Problem:
Reproduce each line exactly. Skip none.

Stored records:
____________
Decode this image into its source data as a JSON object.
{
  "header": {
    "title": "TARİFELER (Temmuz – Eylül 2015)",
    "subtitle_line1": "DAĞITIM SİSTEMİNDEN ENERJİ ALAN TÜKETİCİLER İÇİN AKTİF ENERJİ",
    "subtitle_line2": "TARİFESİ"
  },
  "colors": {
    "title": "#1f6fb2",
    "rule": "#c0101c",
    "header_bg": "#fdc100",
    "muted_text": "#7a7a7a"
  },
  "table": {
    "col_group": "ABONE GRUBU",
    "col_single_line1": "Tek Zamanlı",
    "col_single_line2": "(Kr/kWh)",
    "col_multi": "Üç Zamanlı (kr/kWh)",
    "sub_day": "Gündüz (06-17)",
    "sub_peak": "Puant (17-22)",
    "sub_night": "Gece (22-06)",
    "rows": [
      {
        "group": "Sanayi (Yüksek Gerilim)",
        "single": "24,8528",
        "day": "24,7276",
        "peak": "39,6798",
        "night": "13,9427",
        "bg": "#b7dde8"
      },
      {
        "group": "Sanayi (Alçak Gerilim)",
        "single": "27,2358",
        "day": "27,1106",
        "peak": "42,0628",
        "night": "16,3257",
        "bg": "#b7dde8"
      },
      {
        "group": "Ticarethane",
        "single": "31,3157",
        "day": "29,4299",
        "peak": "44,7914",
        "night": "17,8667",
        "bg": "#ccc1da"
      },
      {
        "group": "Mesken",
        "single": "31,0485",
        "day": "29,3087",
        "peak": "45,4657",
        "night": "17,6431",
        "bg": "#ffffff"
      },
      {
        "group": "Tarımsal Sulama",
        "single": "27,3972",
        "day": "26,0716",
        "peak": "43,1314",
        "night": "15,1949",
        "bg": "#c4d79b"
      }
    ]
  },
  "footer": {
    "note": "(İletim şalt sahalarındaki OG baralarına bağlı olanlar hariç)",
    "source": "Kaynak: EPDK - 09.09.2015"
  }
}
____________
Response for this exercise:
Decode this image into its source data as a JSON object.
{
  "header": {
    "title": "TARİFELER (Temmuz – Eylül 2015)",
    "subtitle_line1": "DAĞITIM SİSTEMİNDEN ENERJİ ALAN TÜKETİCİLER İÇİN AKTİF ENERJİ",
    "subtitle_line2": "TARİFESİ"
  },
  "colors": {
    "title": "#1f6fb2",
    "rule": "#c0101c",
    "header_bg": "#fdc100",
    "muted_text": "#7a7a7a"
  },
  "table": {
    "col_group": "ABONE GRUBU",
    "col_single_line1": "Tek Zamanlı",
    "col_single_line2": "(Kr/kWh)",
    "col_multi": "Üç Zamanlı (kr/kWh)",
    "sub_day": "Gündüz (06-17)",
    "sub_peak": "Puant (17-22)",
    "sub_night": "Gece (22-06)",
    "rows": [
      {
        "group": "Sanayi (Yüksek Gerilim)",
        "single": "24,8528",
        "day": "24,7276",
        "peak": "39,6798",
        "night": "13,9427",
        "bg": "#b7dde8"
      },
      {
        "group": "Sanayi (Alçak Gerilim)",
        "single": "27,2358",
        "day": "27,1106",
        "peak": "42,0628",
        "night": "16,3257",
        "bg": "#b7dde8"
      },
      {
        "group": "Ticarethane",
        "single": "31,3157",
        "day": "29,4299",
        "peak": "44,7914",
        "night": "17,8667",
        "bg": "#ccc1da"
      },
      {
        "group": "Mesken",
        "single": "31,0485",
        "day": "29,3087",
        "peak": "45,4657",
        "night": "17,6431",
        "bg": "#ffffff"
      },
      {
        "group": "Tarımsal Sulama",
        "single": "27,3972",
        "day": "26,0716",
        "peak": "43,1314",
        "night": "15,1949",
        "bg": "#c4d79b"
      }
    ]
  },
  "footer": {
    "note": "(İletim şalt sahalarındaki OG baralarına bağlı olanlar hariç)",
    "source": "Kaynak: EPDK - 09.09.2015"
  }
}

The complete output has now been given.